Items listed in a dataset
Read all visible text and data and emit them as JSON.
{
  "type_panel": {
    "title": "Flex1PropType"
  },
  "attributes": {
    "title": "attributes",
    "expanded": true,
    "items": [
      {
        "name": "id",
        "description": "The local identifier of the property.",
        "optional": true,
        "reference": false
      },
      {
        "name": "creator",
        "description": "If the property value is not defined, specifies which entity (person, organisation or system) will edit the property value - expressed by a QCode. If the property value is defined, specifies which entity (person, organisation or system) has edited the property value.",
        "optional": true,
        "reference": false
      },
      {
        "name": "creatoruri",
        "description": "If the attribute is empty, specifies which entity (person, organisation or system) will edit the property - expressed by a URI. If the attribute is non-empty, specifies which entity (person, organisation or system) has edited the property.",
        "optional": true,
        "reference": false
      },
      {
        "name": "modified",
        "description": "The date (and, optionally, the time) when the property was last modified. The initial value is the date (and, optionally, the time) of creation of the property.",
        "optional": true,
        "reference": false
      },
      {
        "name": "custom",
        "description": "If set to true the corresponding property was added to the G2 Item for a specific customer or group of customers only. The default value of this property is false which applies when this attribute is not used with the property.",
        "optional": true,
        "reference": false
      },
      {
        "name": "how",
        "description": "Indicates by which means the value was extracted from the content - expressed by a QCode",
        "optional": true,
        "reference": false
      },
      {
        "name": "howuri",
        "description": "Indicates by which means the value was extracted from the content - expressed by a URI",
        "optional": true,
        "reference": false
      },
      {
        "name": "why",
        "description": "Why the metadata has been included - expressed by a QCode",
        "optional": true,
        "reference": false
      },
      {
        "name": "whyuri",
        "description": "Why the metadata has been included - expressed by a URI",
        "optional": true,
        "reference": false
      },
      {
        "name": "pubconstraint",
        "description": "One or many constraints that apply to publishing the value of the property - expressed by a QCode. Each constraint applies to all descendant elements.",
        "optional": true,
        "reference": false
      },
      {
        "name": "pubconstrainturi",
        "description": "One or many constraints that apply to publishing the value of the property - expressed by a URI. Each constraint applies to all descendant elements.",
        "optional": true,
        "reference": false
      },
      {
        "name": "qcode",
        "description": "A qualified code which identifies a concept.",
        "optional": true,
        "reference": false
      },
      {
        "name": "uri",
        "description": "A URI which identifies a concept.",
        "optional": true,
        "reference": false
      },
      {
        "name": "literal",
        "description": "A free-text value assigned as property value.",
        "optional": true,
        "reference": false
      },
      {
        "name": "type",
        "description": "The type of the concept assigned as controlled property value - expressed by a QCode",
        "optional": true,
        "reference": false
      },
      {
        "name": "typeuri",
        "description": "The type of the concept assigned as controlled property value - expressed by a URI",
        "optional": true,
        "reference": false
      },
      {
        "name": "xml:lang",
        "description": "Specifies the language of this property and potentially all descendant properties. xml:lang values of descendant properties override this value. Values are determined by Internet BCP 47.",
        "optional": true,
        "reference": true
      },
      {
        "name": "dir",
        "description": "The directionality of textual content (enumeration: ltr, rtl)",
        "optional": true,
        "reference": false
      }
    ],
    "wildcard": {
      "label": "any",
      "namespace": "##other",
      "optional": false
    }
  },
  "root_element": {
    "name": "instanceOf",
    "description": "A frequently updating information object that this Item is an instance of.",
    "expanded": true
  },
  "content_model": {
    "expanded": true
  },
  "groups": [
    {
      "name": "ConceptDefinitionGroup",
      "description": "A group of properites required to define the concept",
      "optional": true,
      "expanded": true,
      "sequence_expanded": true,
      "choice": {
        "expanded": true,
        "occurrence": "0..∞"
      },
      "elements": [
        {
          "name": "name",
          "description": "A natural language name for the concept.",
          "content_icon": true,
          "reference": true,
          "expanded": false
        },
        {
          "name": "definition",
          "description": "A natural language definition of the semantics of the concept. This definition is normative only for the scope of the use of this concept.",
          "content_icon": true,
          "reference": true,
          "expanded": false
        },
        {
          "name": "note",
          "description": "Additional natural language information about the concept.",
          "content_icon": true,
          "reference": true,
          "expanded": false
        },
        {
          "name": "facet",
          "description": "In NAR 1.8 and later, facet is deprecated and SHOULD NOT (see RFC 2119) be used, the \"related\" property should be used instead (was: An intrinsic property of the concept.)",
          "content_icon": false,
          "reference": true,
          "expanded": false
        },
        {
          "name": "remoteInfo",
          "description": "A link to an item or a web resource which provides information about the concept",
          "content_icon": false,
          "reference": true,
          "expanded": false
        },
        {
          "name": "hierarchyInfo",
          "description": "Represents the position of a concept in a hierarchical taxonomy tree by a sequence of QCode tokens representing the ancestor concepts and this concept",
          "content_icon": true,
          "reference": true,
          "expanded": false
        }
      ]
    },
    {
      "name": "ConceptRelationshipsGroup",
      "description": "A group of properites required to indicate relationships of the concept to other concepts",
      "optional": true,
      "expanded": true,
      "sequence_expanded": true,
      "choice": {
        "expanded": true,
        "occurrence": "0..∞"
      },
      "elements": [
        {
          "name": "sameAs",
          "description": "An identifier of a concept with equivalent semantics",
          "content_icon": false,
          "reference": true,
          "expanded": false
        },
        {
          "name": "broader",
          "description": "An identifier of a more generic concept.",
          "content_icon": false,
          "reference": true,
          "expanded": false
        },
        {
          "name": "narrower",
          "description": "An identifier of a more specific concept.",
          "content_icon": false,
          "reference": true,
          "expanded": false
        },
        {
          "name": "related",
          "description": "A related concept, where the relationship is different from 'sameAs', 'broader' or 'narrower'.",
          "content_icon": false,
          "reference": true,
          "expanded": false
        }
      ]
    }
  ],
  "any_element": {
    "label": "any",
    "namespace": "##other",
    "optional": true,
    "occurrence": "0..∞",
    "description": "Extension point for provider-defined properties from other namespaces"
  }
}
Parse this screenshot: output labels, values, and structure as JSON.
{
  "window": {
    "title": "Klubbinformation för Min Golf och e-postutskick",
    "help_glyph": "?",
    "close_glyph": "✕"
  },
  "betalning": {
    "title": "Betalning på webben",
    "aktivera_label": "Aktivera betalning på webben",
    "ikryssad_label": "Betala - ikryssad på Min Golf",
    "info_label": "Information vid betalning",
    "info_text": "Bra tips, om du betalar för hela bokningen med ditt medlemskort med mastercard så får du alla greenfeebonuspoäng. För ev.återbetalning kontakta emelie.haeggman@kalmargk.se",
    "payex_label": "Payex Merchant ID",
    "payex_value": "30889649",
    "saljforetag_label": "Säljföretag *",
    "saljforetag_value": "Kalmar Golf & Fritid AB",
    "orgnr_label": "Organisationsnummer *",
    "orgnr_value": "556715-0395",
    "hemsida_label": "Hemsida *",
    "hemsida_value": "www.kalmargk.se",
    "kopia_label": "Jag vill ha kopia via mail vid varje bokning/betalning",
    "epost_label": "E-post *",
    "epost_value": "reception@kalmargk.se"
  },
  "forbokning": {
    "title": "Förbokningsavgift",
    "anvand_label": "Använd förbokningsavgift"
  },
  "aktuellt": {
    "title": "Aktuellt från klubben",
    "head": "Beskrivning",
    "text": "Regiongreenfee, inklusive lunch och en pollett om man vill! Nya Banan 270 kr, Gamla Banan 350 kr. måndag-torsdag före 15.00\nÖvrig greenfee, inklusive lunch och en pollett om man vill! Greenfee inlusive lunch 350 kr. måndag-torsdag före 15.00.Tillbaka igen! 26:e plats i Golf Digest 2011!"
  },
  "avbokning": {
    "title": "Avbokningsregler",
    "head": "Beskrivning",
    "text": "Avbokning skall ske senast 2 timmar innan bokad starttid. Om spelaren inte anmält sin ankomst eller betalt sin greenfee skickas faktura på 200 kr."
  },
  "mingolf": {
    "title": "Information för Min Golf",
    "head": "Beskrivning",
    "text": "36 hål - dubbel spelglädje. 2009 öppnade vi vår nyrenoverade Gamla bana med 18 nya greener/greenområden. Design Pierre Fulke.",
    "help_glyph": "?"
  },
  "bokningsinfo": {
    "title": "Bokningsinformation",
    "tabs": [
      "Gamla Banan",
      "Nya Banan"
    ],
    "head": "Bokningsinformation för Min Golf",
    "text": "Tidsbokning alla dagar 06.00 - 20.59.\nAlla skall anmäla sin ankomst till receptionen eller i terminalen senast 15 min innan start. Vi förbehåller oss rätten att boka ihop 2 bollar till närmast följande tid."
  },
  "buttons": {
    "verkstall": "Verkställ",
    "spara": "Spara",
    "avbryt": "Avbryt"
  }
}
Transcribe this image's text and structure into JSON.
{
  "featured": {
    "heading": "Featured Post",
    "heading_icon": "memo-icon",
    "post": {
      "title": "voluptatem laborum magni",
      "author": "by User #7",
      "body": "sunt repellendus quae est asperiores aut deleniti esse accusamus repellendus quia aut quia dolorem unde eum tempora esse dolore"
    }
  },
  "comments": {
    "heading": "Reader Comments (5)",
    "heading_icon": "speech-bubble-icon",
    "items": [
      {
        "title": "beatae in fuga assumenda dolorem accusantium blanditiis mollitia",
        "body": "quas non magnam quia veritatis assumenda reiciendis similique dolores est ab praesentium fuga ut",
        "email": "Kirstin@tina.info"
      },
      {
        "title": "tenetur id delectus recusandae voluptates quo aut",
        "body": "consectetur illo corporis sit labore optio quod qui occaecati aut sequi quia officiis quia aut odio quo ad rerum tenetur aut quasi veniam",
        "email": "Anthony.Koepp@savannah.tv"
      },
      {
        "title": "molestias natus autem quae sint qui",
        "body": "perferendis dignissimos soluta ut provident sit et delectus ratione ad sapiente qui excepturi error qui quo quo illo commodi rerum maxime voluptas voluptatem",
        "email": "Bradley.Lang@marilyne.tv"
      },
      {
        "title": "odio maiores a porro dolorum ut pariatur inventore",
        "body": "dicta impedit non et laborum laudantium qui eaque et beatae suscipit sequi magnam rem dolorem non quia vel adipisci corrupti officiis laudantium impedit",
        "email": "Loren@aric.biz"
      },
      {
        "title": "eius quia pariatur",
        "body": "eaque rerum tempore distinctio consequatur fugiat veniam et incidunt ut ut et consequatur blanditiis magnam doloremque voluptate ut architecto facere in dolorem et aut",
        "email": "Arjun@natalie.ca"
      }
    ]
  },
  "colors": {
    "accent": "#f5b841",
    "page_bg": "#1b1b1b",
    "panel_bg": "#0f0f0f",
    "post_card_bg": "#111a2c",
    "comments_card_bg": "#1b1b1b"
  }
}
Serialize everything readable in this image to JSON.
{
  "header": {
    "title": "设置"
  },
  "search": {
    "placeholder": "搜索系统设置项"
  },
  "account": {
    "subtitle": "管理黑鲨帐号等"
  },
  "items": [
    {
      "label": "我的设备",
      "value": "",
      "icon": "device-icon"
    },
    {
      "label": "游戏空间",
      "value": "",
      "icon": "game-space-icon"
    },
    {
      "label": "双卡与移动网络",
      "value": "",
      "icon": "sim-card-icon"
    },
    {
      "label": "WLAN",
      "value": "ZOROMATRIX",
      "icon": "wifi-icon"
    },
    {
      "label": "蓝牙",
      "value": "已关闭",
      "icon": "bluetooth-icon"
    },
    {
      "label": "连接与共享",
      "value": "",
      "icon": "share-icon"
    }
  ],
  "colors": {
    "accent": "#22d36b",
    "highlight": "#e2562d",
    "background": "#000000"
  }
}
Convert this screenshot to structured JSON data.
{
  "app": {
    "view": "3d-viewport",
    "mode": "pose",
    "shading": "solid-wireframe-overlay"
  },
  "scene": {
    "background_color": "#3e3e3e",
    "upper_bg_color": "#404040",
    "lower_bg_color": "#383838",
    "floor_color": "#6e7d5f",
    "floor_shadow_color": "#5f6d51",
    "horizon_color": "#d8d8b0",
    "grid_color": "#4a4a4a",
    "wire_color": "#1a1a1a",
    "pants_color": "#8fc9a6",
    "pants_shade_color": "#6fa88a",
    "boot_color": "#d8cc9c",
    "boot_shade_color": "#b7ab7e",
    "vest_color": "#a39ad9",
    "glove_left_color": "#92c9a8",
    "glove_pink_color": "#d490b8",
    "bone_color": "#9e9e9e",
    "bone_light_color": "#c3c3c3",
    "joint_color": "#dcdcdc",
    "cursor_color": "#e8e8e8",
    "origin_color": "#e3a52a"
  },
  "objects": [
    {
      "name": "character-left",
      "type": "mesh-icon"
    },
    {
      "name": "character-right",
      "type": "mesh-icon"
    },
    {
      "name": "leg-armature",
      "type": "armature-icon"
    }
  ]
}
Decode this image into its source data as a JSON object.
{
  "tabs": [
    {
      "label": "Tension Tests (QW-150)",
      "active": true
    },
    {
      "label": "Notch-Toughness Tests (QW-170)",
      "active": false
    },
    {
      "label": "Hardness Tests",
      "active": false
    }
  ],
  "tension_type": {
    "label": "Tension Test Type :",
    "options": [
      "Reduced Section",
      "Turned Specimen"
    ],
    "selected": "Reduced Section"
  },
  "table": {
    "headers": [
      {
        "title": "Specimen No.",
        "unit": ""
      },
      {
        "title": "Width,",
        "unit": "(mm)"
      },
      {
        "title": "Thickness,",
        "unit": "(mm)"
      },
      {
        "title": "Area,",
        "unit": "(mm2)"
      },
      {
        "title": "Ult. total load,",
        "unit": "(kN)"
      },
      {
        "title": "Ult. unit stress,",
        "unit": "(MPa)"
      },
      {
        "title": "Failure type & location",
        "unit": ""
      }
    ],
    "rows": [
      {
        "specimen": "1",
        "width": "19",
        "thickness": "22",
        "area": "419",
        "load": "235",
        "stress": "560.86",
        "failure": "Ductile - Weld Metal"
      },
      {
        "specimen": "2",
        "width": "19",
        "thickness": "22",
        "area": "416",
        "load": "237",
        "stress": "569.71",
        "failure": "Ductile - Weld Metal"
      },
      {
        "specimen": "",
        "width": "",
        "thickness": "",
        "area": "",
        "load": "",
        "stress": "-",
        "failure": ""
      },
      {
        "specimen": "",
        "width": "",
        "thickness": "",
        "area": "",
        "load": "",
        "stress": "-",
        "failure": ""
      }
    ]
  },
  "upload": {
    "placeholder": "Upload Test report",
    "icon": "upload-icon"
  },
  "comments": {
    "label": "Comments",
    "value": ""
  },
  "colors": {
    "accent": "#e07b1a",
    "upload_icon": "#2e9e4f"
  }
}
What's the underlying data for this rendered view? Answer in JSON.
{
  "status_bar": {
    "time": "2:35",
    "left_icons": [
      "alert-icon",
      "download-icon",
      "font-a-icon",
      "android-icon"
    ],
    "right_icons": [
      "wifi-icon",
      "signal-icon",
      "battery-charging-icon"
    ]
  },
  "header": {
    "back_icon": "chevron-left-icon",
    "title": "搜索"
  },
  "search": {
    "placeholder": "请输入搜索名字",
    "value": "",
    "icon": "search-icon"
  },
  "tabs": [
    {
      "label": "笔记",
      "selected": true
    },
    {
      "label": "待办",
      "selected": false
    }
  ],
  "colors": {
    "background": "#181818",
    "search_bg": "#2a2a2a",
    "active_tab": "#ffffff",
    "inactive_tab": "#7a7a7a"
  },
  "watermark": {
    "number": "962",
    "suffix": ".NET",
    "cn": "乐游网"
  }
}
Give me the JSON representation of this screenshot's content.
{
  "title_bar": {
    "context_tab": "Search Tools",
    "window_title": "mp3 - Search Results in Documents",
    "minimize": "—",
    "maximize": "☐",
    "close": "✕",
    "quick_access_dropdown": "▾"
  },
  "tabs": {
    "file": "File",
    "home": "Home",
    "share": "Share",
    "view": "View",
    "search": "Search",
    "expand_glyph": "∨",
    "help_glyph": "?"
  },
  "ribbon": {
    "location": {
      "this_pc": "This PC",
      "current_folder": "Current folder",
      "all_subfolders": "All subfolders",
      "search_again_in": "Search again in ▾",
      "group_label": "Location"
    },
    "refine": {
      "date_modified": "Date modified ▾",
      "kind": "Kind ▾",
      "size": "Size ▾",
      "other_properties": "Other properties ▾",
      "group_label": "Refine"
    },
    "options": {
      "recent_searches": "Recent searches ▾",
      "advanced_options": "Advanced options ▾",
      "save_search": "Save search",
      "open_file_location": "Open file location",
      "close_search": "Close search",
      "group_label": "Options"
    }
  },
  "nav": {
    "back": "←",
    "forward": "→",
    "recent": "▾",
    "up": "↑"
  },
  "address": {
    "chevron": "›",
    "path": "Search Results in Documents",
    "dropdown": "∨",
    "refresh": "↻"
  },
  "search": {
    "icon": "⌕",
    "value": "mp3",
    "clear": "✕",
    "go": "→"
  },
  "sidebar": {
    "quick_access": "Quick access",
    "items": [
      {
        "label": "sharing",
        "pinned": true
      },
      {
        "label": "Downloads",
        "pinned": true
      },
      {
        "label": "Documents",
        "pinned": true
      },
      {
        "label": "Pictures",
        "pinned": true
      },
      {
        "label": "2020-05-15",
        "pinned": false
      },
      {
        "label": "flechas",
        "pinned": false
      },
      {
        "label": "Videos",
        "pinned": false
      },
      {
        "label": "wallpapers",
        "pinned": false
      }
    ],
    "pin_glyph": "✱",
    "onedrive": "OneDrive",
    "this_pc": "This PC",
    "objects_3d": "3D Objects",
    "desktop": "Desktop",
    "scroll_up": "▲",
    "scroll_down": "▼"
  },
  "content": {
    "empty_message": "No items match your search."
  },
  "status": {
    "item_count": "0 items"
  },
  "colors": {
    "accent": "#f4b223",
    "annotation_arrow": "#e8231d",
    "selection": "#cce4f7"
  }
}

--- REQUEST ---
Go through the entries above and pull out each line with "time" in it.

--- RESPONSE TO THE EXERCISE ---
        "description": "The date (and, optionally, the time) when the property was last modified. The initial value is the date (and, optionally, the time) of creation of the property.",
    "time": "2:35",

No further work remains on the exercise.